--- WHAT TO PRODUCE ---
Print out every line, exactly as written.

- - - - - - -

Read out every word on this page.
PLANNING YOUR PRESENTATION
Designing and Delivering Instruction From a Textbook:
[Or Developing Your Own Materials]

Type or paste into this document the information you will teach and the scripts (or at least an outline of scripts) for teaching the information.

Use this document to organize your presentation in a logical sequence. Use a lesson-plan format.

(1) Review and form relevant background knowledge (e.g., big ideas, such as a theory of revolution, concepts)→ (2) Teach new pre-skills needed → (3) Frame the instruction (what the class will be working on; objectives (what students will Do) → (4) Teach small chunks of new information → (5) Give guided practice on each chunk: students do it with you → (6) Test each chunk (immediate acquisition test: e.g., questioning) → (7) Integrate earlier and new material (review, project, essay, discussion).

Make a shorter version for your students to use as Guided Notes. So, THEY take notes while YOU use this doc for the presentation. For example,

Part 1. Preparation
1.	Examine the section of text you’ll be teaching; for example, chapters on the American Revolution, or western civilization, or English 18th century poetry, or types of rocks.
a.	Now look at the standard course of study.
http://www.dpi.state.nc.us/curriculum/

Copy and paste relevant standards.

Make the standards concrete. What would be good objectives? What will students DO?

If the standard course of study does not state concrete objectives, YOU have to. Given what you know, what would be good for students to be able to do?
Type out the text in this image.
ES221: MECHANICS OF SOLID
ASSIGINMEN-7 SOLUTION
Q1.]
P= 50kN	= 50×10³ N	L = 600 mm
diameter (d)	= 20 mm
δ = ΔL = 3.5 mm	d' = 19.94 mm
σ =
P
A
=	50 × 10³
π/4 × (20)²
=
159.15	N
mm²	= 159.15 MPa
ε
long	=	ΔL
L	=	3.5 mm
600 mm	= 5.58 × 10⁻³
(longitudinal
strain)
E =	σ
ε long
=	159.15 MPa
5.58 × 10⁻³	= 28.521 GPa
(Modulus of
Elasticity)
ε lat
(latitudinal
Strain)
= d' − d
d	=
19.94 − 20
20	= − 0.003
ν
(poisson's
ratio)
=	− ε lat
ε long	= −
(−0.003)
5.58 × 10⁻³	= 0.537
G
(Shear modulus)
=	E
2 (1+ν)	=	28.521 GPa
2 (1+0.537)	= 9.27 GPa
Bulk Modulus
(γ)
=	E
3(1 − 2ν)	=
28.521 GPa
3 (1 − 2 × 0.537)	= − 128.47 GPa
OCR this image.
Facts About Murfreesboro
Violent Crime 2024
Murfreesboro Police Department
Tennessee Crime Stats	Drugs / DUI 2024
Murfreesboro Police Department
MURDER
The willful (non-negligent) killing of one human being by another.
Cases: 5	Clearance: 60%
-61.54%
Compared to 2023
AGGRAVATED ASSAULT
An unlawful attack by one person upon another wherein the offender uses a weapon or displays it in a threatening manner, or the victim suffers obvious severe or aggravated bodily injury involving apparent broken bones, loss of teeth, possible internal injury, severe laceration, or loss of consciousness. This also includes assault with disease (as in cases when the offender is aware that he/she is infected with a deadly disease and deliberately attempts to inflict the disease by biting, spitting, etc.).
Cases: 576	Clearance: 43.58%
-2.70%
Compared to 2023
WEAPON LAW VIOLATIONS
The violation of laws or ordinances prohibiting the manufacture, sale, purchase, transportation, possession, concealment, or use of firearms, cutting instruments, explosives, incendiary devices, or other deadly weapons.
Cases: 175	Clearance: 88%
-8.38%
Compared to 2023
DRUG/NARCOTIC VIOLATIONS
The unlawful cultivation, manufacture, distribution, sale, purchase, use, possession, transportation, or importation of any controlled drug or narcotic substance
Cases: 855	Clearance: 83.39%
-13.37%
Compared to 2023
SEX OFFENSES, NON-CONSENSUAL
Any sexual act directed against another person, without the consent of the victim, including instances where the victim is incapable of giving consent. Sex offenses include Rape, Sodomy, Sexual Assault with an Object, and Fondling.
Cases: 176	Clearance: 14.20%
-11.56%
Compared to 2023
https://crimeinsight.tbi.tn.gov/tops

- - - - - - -

--- THE RESPONSE ---
Read out every word on this page.
PLANNING YOUR PRESENTATION
Designing and Delivering Instruction From a Textbook:
[Or Developing Your Own Materials]

Type or paste into this document the information you will teach and the scripts (or at least an outline of scripts) for teaching the information.

Use this document to organize your presentation in a logical sequence. Use a lesson-plan format.

(1) Review and form relevant background knowledge (e.g., big ideas, such as a theory of revolution, concepts)→ (2) Teach new pre-skills needed → (3) Frame the instruction (what the class will be working on; objectives (what students will Do) → (4) Teach small chunks of new information → (5) Give guided practice on each chunk: students do it with you → (6) Test each chunk (immediate acquisition test: e.g., questioning) → (7) Integrate earlier and new material (review, project, essay, discussion).

Make a shorter version for your students to use as Guided Notes. So, THEY take notes while YOU use this doc for the presentation. For example,

Part 1. Preparation
1.	Examine the section of text you’ll be teaching; for example, chapters on the American Revolution, or western civilization, or English 18th century poetry, or types of rocks.
a.	Now look at the standard course of study.
http://www.dpi.state.nc.us/curriculum/

Copy and paste relevant standards.

Make the standards concrete. What would be good objectives? What will students DO?

If the standard course of study does not state concrete objectives, YOU have to. Given what you know, what would be good for students to be able to do?
Type out the text in this image.
ES221: MECHANICS OF SOLID
ASSIGINMEN-7 SOLUTION
Q1.]
P= 50kN	= 50×10³ N	L = 600 mm
diameter (d)	= 20 mm
δ = ΔL = 3.5 mm	d' = 19.94 mm
σ =
P
A
=	50 × 10³
π/4 × (20)²
=
159.15	N
mm²	= 159.15 MPa
ε
long	=	ΔL
L	=	3.5 mm
600 mm	= 5.58 × 10⁻³
(longitudinal
strain)
E =	σ
ε long
=	159.15 MPa
5.58 × 10⁻³	= 28.521 GPa
(Modulus of
Elasticity)
ε lat
(latitudinal
Strain)
= d' − d
d	=
19.94 − 20
20	= − 0.003
ν
(poisson's
ratio)
=	− ε lat
ε long	= −
(−0.003)
5.58 × 10⁻³	= 0.537
G
(Shear modulus)
=	E
2 (1+ν)	=	28.521 GPa
2 (1+0.537)	= 9.27 GPa
Bulk Modulus
(γ)
=	E
3(1 − 2ν)	=
28.521 GPa
3 (1 − 2 × 0.537)	= − 128.47 GPa
OCR this image.
Facts About Murfreesboro
Violent Crime 2024
Murfreesboro Police Department
Tennessee Crime Stats	Drugs / DUI 2024
Murfreesboro Police Department
MURDER
The willful (non-negligent) killing of one human being by another.
Cases: 5	Clearance: 60%
-61.54%
Compared to 2023
AGGRAVATED ASSAULT
An unlawful attack by one person upon another wherein the offender uses a weapon or displays it in a threatening manner, or the victim suffers obvious severe or aggravated bodily injury involving apparent broken bones, loss of teeth, possible internal injury, severe laceration, or loss of consciousness. This also includes assault with disease (as in cases when the offender is aware that he/she is infected with a deadly disease and deliberately attempts to inflict the disease by biting, spitting, etc.).
Cases: 576	Clearance: 43.58%
-2.70%
Compared to 2023
WEAPON LAW VIOLATIONS
The violation of laws or ordinances prohibiting the manufacture, sale, purchase, transportation, possession, concealment, or use of firearms, cutting instruments, explosives, incendiary devices, or other deadly weapons.
Cases: 175	Clearance: 88%
-8.38%
Compared to 2023
DRUG/NARCOTIC VIOLATIONS
The unlawful cultivation, manufacture, distribution, sale, purchase, use, possession, transportation, or importation of any controlled drug or narcotic substance
Cases: 855	Clearance: 83.39%
-13.37%
Compared to 2023
SEX OFFENSES, NON-CONSENSUAL
Any sexual act directed against another person, without the consent of the victim, including instances where the victim is incapable of giving consent. Sex offenses include Rape, Sodomy, Sexual Assault with an Object, and Fondling.
Cases: 176	Clearance: 14.20%
-11.56%
Compared to 2023
https://crimeinsight.tbi.tn.gov/tops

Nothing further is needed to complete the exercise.